## BEGIN

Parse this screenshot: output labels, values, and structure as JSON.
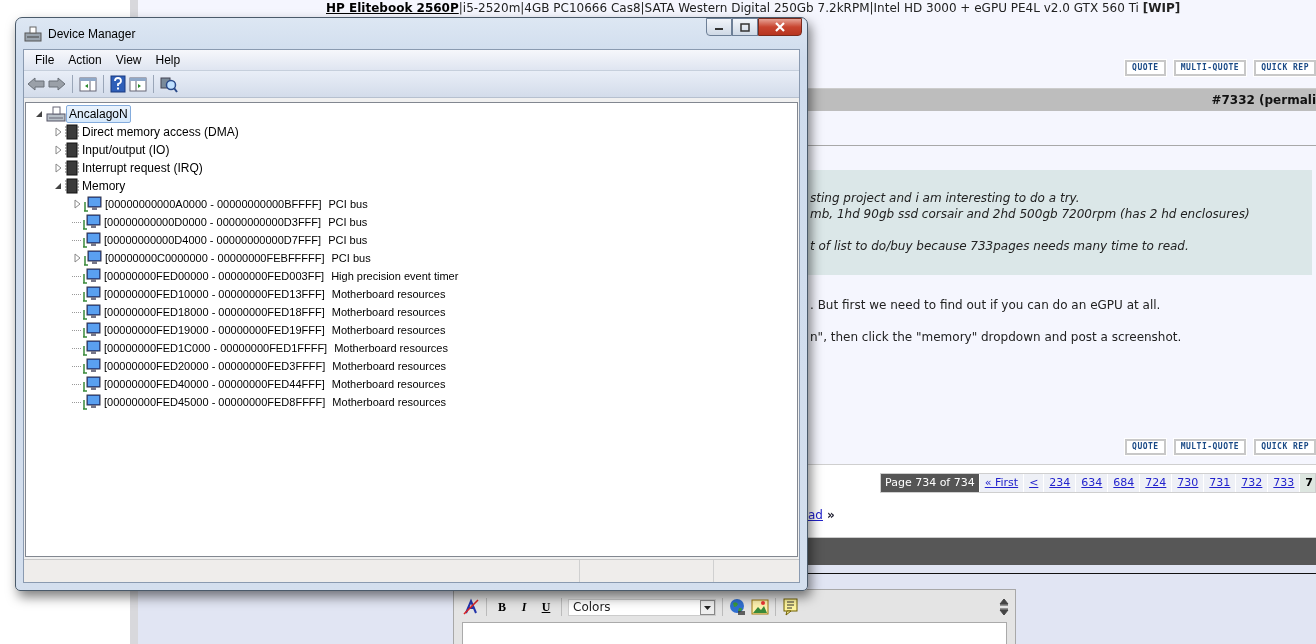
{
  "page": {
    "signature": {
      "link": "HP Elitebook 2560P",
      "text": "|i5-2520m|4GB PC10666 Cas8|SATA Western Digital 250Gb 7.2kRPM|Intel HD 3000 + eGPU PE4L v2.0 GTX 560 Ti **[WIP]**"
    },
    "post_buttons": [
      "QUOTE",
      "MULTI-QUOTE",
      "QUICK REP"
    ],
    "post_header": "#7332 (permali",
    "quote_lines": [
      "sting project and i am interesting to do a try.",
      "mb, 1hd 90gb ssd corsair and 2hd 500gb 7200rpm (has 2 hd enclosures)",
      "t of list to do/buy because 733pages needs many time to read."
    ],
    "reply_lines": [
      ". But first we need to find out if you can do an eGPU at all.",
      "n\", then click the \"memory\" dropdown and post a screenshot."
    ],
    "post_buttons_2": [
      "QUOTE",
      "MULTI-QUOTE",
      "QUICK REP"
    ],
    "pagination": {
      "label": "Page 734 of 734",
      "pages": [
        {
          "label": "« First",
          "selected": false
        },
        {
          "label": "<",
          "selected": false
        },
        {
          "label": "234",
          "selected": false
        },
        {
          "label": "634",
          "selected": false
        },
        {
          "label": "684",
          "selected": false
        },
        {
          "label": "724",
          "selected": false
        },
        {
          "label": "730",
          "selected": false
        },
        {
          "label": "731",
          "selected": false
        },
        {
          "label": "732",
          "selected": false
        },
        {
          "label": "733",
          "selected": false
        },
        {
          "label": "7",
          "selected": true
        }
      ]
    },
    "thread_nav": {
      "link": "ad",
      "arrow": "»"
    },
    "editor": {
      "format_buttons": [
        "B",
        "I",
        "U"
      ],
      "colors_select": "Colors"
    }
  },
  "window": {
    "title": "Device Manager",
    "menu": [
      "File",
      "Action",
      "View",
      "Help"
    ],
    "tree": {
      "kind": "computer",
      "label": "AncalagoN",
      "selected": true,
      "expanded": true,
      "children": [
        {
          "kind": "category",
          "label": "Direct memory access (DMA)",
          "selected": false,
          "expanded": false
        },
        {
          "kind": "category",
          "label": "Input/output (IO)",
          "selected": false,
          "expanded": false
        },
        {
          "kind": "category",
          "label": "Interrupt request (IRQ)",
          "selected": false,
          "expanded": false
        },
        {
          "kind": "category",
          "label": "Memory",
          "selected": false,
          "expanded": true,
          "children": [
            {
              "kind": "resource",
              "range": "[00000000000A0000 - 00000000000BFFFF]",
              "description": "PCI bus",
              "selected": false,
              "expanded": false
            },
            {
              "kind": "resource",
              "range": "[00000000000D0000 - 00000000000D3FFF]",
              "description": "PCI bus",
              "selected": false
            },
            {
              "kind": "resource",
              "range": "[00000000000D4000 - 00000000000D7FFF]",
              "description": "PCI bus",
              "selected": false
            },
            {
              "kind": "resource",
              "range": "[00000000C0000000 - 00000000FEBFFFFF]",
              "description": "PCI bus",
              "selected": false,
              "expanded": false
            },
            {
              "kind": "resource",
              "range": "[00000000FED00000 - 00000000FED003FF]",
              "description": "High precision event timer",
              "selected": false
            },
            {
              "kind": "resource",
              "range": "[00000000FED10000 - 00000000FED13FFF]",
              "description": "Motherboard resources",
              "selected": false
            },
            {
              "kind": "resource",
              "range": "[00000000FED18000 - 00000000FED18FFF]",
              "description": "Motherboard resources",
              "selected": false
            },
            {
              "kind": "resource",
              "range": "[00000000FED19000 - 00000000FED19FFF]",
              "description": "Motherboard resources",
              "selected": false
            },
            {
              "kind": "resource",
              "range": "[00000000FED1C000 - 00000000FED1FFFF]",
              "description": "Motherboard resources",
              "selected": false
            },
            {
              "kind": "resource",
              "range": "[00000000FED20000 - 00000000FED3FFFF]",
              "description": "Motherboard resources",
              "selected": false
            },
            {
              "kind": "resource",
              "range": "[00000000FED40000 - 00000000FED44FFF]",
              "description": "Motherboard resources",
              "selected": false
            },
            {
              "kind": "resource",
              "range": "[00000000FED45000 - 00000000FED8FFFF]",
              "description": "Motherboard resources",
              "selected": false
            }
          ]
        }
      ]
    }
  }
}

## END

Work to be completed:
Reproduce the material word for word. Any pictures should be left out of the copy.

Exercise response:
Parse this screenshot: output labels, values, and structure as JSON.
{
  "page": {
    "signature": {
      "link": "HP Elitebook 2560P",
      "text": "|i5-2520m|4GB PC10666 Cas8|SATA Western Digital 250Gb 7.2kRPM|Intel HD 3000 + eGPU PE4L v2.0 GTX 560 Ti **[WIP]**"
    },
    "post_buttons": [
      "QUOTE",
      "MULTI-QUOTE",
      "QUICK REP"
    ],
    "post_header": "#7332 (permali",
    "quote_lines": [
      "sting project and i am interesting to do a try.",
      "mb, 1hd 90gb ssd corsair and 2hd 500gb 7200rpm (has 2 hd enclosures)",
      "t of list to do/buy because 733pages needs many time to read."
    ],
    "reply_lines": [
      ". But first we need to find out if you can do an eGPU at all.",
      "n\", then click the \"memory\" dropdown and post a screenshot."
    ],
    "post_buttons_2": [
      "QUOTE",
      "MULTI-QUOTE",
      "QUICK REP"
    ],
    "pagination": {
      "label": "Page 734 of 734",
      "pages": [
        {
          "label": "« First",
          "selected": false
        },
        {
          "label": "<",
          "selected": false
        },
        {
          "label": "234",
          "selected": false
        },
        {
          "label": "634",
          "selected": false
        },
        {
          "label": "684",
          "selected": false
        },
        {
          "label": "724",
          "selected": false
        },
        {
          "label": "730",
          "selected": false
        },
        {
          "label": "731",
          "selected": false
        },
        {
          "label": "732",
          "selected": false
        },
        {
          "label": "733",
          "selected": false
        },
        {
          "label": "7",
          "selected": true
        }
      ]
    },
    "thread_nav": {
      "link": "ad",
      "arrow": "»"
    },
    "editor": {
      "format_buttons": [
        "B",
        "I",
        "U"
      ],
      "colors_select": "Colors"
    }
  },
  "window": {
    "title": "Device Manager",
    "menu": [
      "File",
      "Action",
      "View",
      "Help"
    ],
    "tree": {
      "kind": "computer",
      "label": "AncalagoN",
      "selected": true,
      "expanded": true,
      "children": [
        {
          "kind": "category",
          "label": "Direct memory access (DMA)",
          "selected": false,
          "expanded": false
        },
        {
          "kind": "category",
          "label": "Input/output (IO)",
          "selected": false,
          "expanded": false
        },
        {
          "kind": "category",
          "label": "Interrupt request (IRQ)",
          "selected": false,
          "expanded": false
        },
        {
          "kind": "category",
          "label": "Memory",
          "selected": false,
          "expanded": true,
          "children": [
            {
              "kind": "resource",
              "range": "[00000000000A0000 - 00000000000BFFFF]",
              "description": "PCI bus",
              "selected": false,
              "expanded": false
            },
            {
              "kind": "resource",
              "range": "[00000000000D0000 - 00000000000D3FFF]",
              "description": "PCI bus",
              "selected": false
            },
            {
              "kind": "resource",
              "range": "[00000000000D4000 - 00000000000D7FFF]",
              "description": "PCI bus",
              "selected": false
            },
            {
              "kind": "resource",
              "range": "[00000000C0000000 - 00000000FEBFFFFF]",
              "description": "PCI bus",
              "selected": false,
              "expanded": false
            },
            {
              "kind": "resource",
              "range": "[00000000FED00000 - 00000000FED003FF]",
              "description": "High precision event timer",
              "selected": false
            },
            {
              "kind": "resource",
              "range": "[00000000FED10000 - 00000000FED13FFF]",
              "description": "Motherboard resources",
              "selected": false
            },
            {
              "kind": "resource",
              "range": "[00000000FED18000 - 00000000FED18FFF]",
              "description": "Motherboard resources",
              "selected": false
            },
            {
              "kind": "resource",
              "range": "[00000000FED19000 - 00000000FED19FFF]",
              "description": "Motherboard resources",
              "selected": false
            },
            {
              "kind": "resource",
              "range": "[00000000FED1C000 - 00000000FED1FFFF]",
              "description": "Motherboard resources",
              "selected": false
            },
            {
              "kind": "resource",
              "range": "[00000000FED20000 - 00000000FED3FFFF]",
              "description": "Motherboard resources",
              "selected": false
            },
            {
              "kind": "resource",
              "range": "[00000000FED40000 - 00000000FED44FFF]",
              "description": "Motherboard resources",
              "selected": false
            },
            {
              "kind": "resource",
              "range": "[00000000FED45000 - 00000000FED8FFFF]",
              "description": "Motherboard resources",
              "selected": false
            }
          ]
        }
      ]
    }
  }
}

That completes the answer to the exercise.